## Your instructions
In the entries below, find the lines with the word "only" and copy them.

Lines of data:

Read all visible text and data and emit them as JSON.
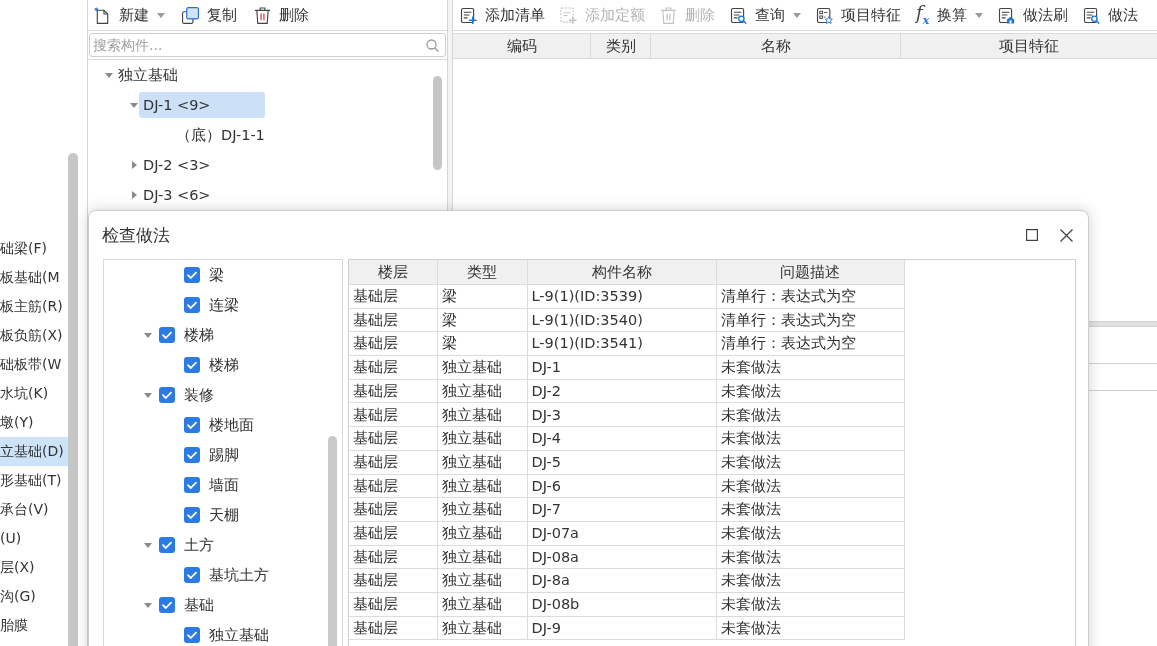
{
  "sidebar": {
    "items": [
      {
        "label": "础梁(F)",
        "selected": false
      },
      {
        "label": "板基础(M",
        "selected": false
      },
      {
        "label": "板主筋(R)",
        "selected": false
      },
      {
        "label": "板负筋(X)",
        "selected": false
      },
      {
        "label": "础板带(W",
        "selected": false
      },
      {
        "label": "水坑(K)",
        "selected": false
      },
      {
        "label": "墩(Y)",
        "selected": false
      },
      {
        "label": "立基础(D)",
        "selected": true
      },
      {
        "label": "形基础(T)",
        "selected": false
      },
      {
        "label": "承台(V)",
        "selected": false
      },
      {
        "label": "(U)",
        "selected": false
      },
      {
        "label": "层(X)",
        "selected": false
      },
      {
        "label": "沟(G)",
        "selected": false
      },
      {
        "label": "胎膜",
        "selected": false
      }
    ]
  },
  "component_panel": {
    "toolbar": [
      {
        "kind": "new",
        "label": "新建",
        "dropdown": true,
        "disabled": false
      },
      {
        "kind": "copy",
        "label": "复制",
        "dropdown": false,
        "disabled": false
      },
      {
        "kind": "delete",
        "label": "删除",
        "dropdown": false,
        "disabled": false
      }
    ],
    "search": {
      "placeholder": "搜索构件..."
    },
    "tree": [
      {
        "label": "独立基础",
        "expanded": true,
        "selected": false,
        "children": [
          {
            "label": "DJ-1 <9>",
            "expanded": true,
            "selected": true,
            "children": [
              {
                "label": "（底）DJ-1-1",
                "selected": false
              }
            ]
          },
          {
            "label": "DJ-2 <3>",
            "expanded": false,
            "selected": false
          },
          {
            "label": "DJ-3 <6>",
            "expanded": false,
            "selected": false
          }
        ]
      }
    ]
  },
  "method_panel": {
    "toolbar": [
      {
        "kind": "add-list",
        "label": "添加清单",
        "dropdown": false,
        "disabled": false
      },
      {
        "kind": "add-quota",
        "label": "添加定额",
        "dropdown": false,
        "disabled": true
      },
      {
        "kind": "delete",
        "label": "删除",
        "dropdown": false,
        "disabled": true
      },
      {
        "kind": "query",
        "label": "查询",
        "dropdown": true,
        "disabled": false
      },
      {
        "kind": "feature",
        "label": "项目特征",
        "dropdown": false,
        "disabled": false
      },
      {
        "kind": "convert",
        "icon_text": "f$_{x}$",
        "label": "换算",
        "dropdown": true,
        "disabled": false
      },
      {
        "kind": "brush",
        "label": "做法刷",
        "dropdown": false,
        "disabled": false
      },
      {
        "kind": "method-query",
        "label": "做法",
        "dropdown": false,
        "disabled": false
      }
    ],
    "table": {
      "columns": [
        "编码",
        "类别",
        "名称",
        "项目特征"
      ]
    }
  },
  "dialog": {
    "title": "检查做法",
    "tree": [
      {
        "kind": "partial",
        "children": [
          {
            "label": "梁",
            "checked": true
          },
          {
            "label": "连梁",
            "checked": true
          }
        ]
      },
      {
        "kind": "group",
        "label": "楼梯",
        "checked": true,
        "expanded": true,
        "children": [
          {
            "label": "楼梯",
            "checked": true
          }
        ]
      },
      {
        "kind": "group",
        "label": "装修",
        "checked": true,
        "expanded": true,
        "children": [
          {
            "label": "楼地面",
            "checked": true
          },
          {
            "label": "踢脚",
            "checked": true
          },
          {
            "label": "墙面",
            "checked": true
          },
          {
            "label": "天棚",
            "checked": true
          }
        ]
      },
      {
        "kind": "group",
        "label": "土方",
        "checked": true,
        "expanded": true,
        "children": [
          {
            "label": "基坑土方",
            "checked": true
          }
        ]
      },
      {
        "kind": "group",
        "label": "基础",
        "checked": true,
        "expanded": true,
        "children": [
          {
            "label": "独立基础",
            "checked": true
          }
        ]
      }
    ],
    "table": {
      "columns": [
        "楼层",
        "类型",
        "构件名称",
        "问题描述"
      ],
      "rows": [
        [
          "基础层",
          "梁",
          "L-9(1)(ID:3539)",
          "清单行：表达式为空"
        ],
        [
          "基础层",
          "梁",
          "L-9(1)(ID:3540)",
          "清单行：表达式为空"
        ],
        [
          "基础层",
          "梁",
          "L-9(1)(ID:3541)",
          "清单行：表达式为空"
        ],
        [
          "基础层",
          "独立基础",
          "DJ-1",
          "未套做法"
        ],
        [
          "基础层",
          "独立基础",
          "DJ-2",
          "未套做法"
        ],
        [
          "基础层",
          "独立基础",
          "DJ-3",
          "未套做法"
        ],
        [
          "基础层",
          "独立基础",
          "DJ-4",
          "未套做法"
        ],
        [
          "基础层",
          "独立基础",
          "DJ-5",
          "未套做法"
        ],
        [
          "基础层",
          "独立基础",
          "DJ-6",
          "未套做法"
        ],
        [
          "基础层",
          "独立基础",
          "DJ-7",
          "未套做法"
        ],
        [
          "基础层",
          "独立基础",
          "DJ-07a",
          "未套做法"
        ],
        [
          "基础层",
          "独立基础",
          "DJ-08a",
          "未套做法"
        ],
        [
          "基础层",
          "独立基础",
          "DJ-8a",
          "未套做法"
        ],
        [
          "基础层",
          "独立基础",
          "DJ-08b",
          "未套做法"
        ],
        [
          "基础层",
          "独立基础",
          "DJ-9",
          "未套做法"
        ]
      ]
    }
  }
}
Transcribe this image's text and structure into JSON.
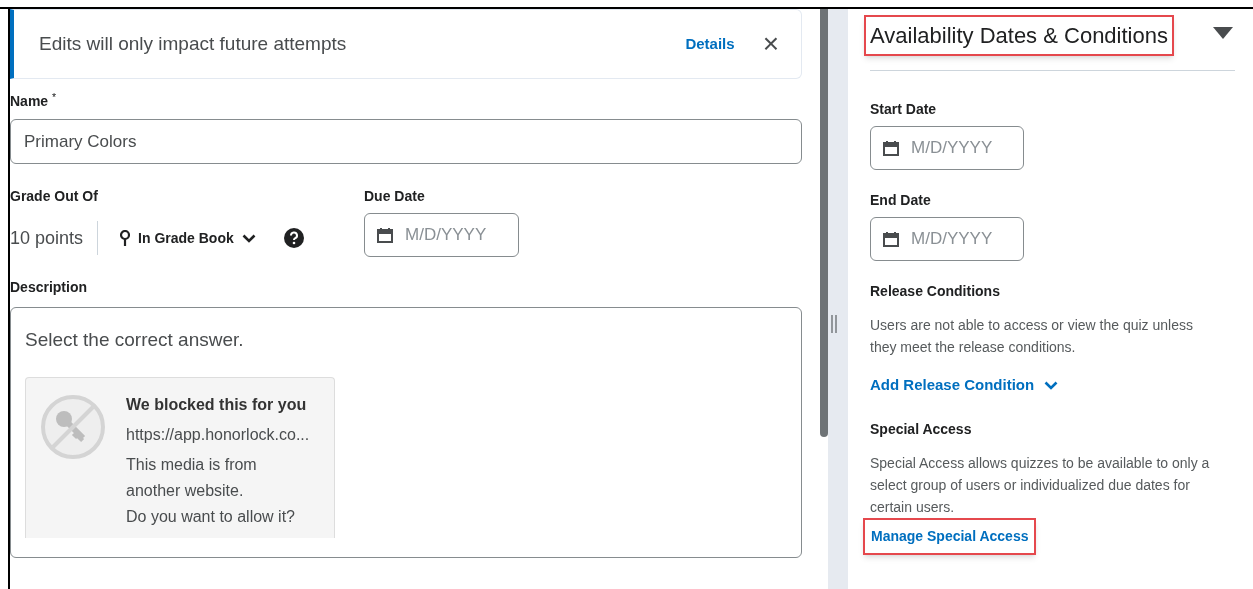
{
  "notice": {
    "text": "Edits will only impact future attempts",
    "link": "Details",
    "close": "×"
  },
  "name_field": {
    "label": "Name",
    "required_mark": "*",
    "value": "Primary Colors"
  },
  "grade": {
    "label": "Grade Out Of",
    "value": "10 points",
    "grade_book": "In Grade Book"
  },
  "due_date": {
    "label": "Due Date",
    "placeholder": "M/D/YYYY"
  },
  "description": {
    "label": "Description",
    "text": "Select the correct answer.",
    "blocked_media": {
      "title": "We blocked this for you",
      "url": "https://app.honorlock.co...",
      "lines": [
        "This media is from",
        "another website.",
        "Do you want to allow it?"
      ]
    }
  },
  "availability": {
    "title": "Availability Dates & Conditions",
    "expanded": true,
    "start_date": {
      "label": "Start Date",
      "placeholder": "M/D/YYYY"
    },
    "end_date": {
      "label": "End Date",
      "placeholder": "M/D/YYYY"
    },
    "release_conditions": {
      "label": "Release Conditions",
      "text": "Users are not able to access or view the quiz unless they meet the release conditions.",
      "link": "Add Release Condition"
    },
    "special_access": {
      "label": "Special Access",
      "text": "Special Access allows quizzes to be available to only a select group of users or individualized due dates for certain users.",
      "link": "Manage Special Access"
    }
  }
}
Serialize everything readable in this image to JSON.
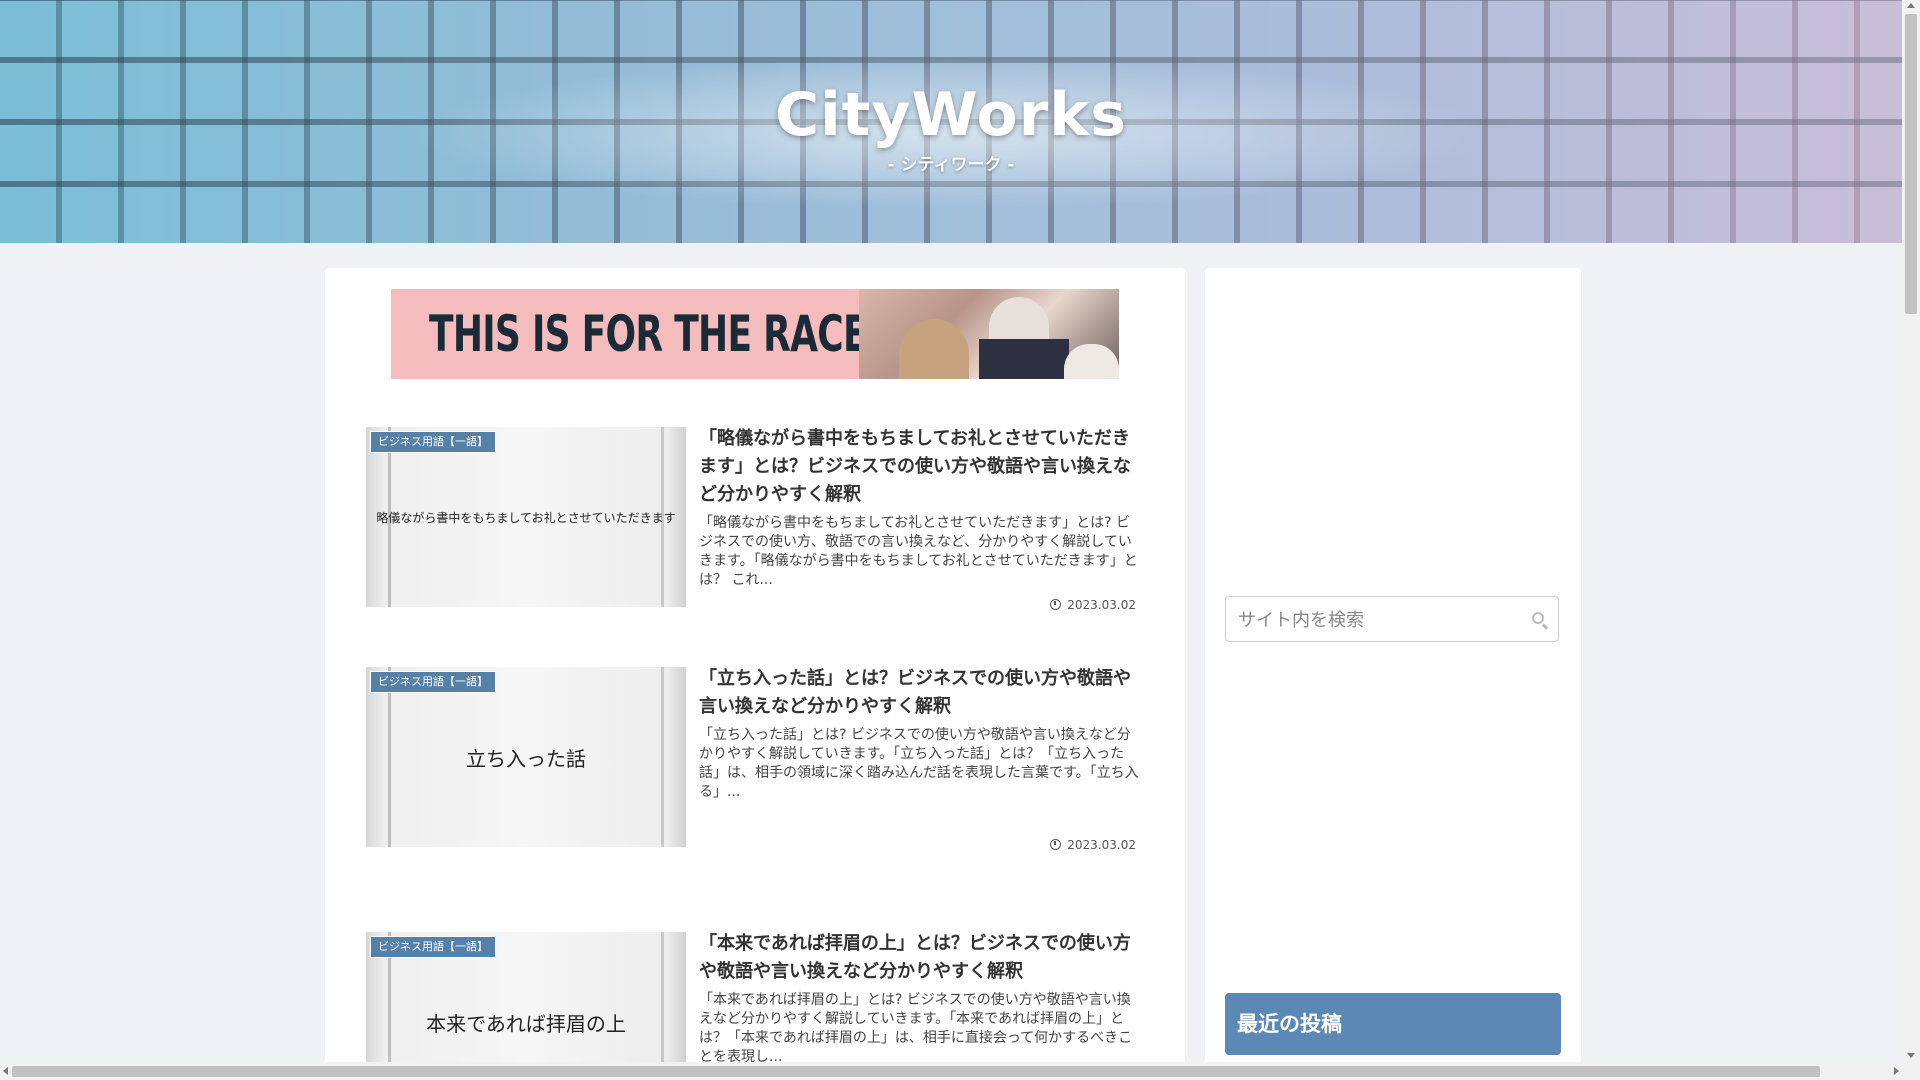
{
  "header": {
    "title": "CityWorks",
    "subtitle": "- シティワーク -"
  },
  "banner": {
    "text": "THIS IS FOR THE RACE LOVERS"
  },
  "articles": [
    {
      "category": "ビジネス用語【一語】",
      "thumb_text": "略儀ながら書中をもちましてお礼とさせていただきます",
      "title": "「略儀ながら書中をもちましてお礼とさせていただきます」とは？ビジネスでの使い方や敬語や言い換えなど分かりやすく解釈",
      "excerpt": "「略儀ながら書中をもちましてお礼とさせていただきます」とは? ビジネスでの使い方、敬語での言い換えなど、分かりやすく解説していきます。「略儀ながら書中をもちましてお礼とさせていただきます」とは？ これ...",
      "date": "2023.03.02"
    },
    {
      "category": "ビジネス用語【一語】",
      "thumb_text": "立ち入った話",
      "title": "「立ち入った話」とは？ビジネスでの使い方や敬語や言い換えなど分かりやすく解釈",
      "excerpt": "「立ち入った話」とは? ビジネスでの使い方や敬語や言い換えなど分かりやすく解説していきます。「立ち入った話」とは？「立ち入った話」は、相手の領域に深く踏み込んだ話を表現した言葉です。「立ち入る」...",
      "date": "2023.03.02"
    },
    {
      "category": "ビジネス用語【一語】",
      "thumb_text": "本来であれば拝眉の上",
      "title": "「本来であれば拝眉の上」とは？ビジネスでの使い方や敬語や言い換えなど分かりやすく解釈",
      "excerpt": "「本来であれば拝眉の上」とは? ビジネスでの使い方や敬語や言い換えなど分かりやすく解説していきます。「本来であれば拝眉の上」とは？「本来であれば拝眉の上」は、相手に直接会って何かするべきことを表現し...",
      "date": ""
    }
  ],
  "sidebar": {
    "search_placeholder": "サイト内を検索",
    "recent_heading": "最近の投稿"
  },
  "colors": {
    "accent": "#5b88b5",
    "badge": "#5580a8",
    "page_bg": "#eff1f5"
  }
}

## Exercise result
    "text": "Edits will only impact future attempts",
      "text": "Special Access allows quizzes to be available to only a select group of users or individualized due dates for certain users.",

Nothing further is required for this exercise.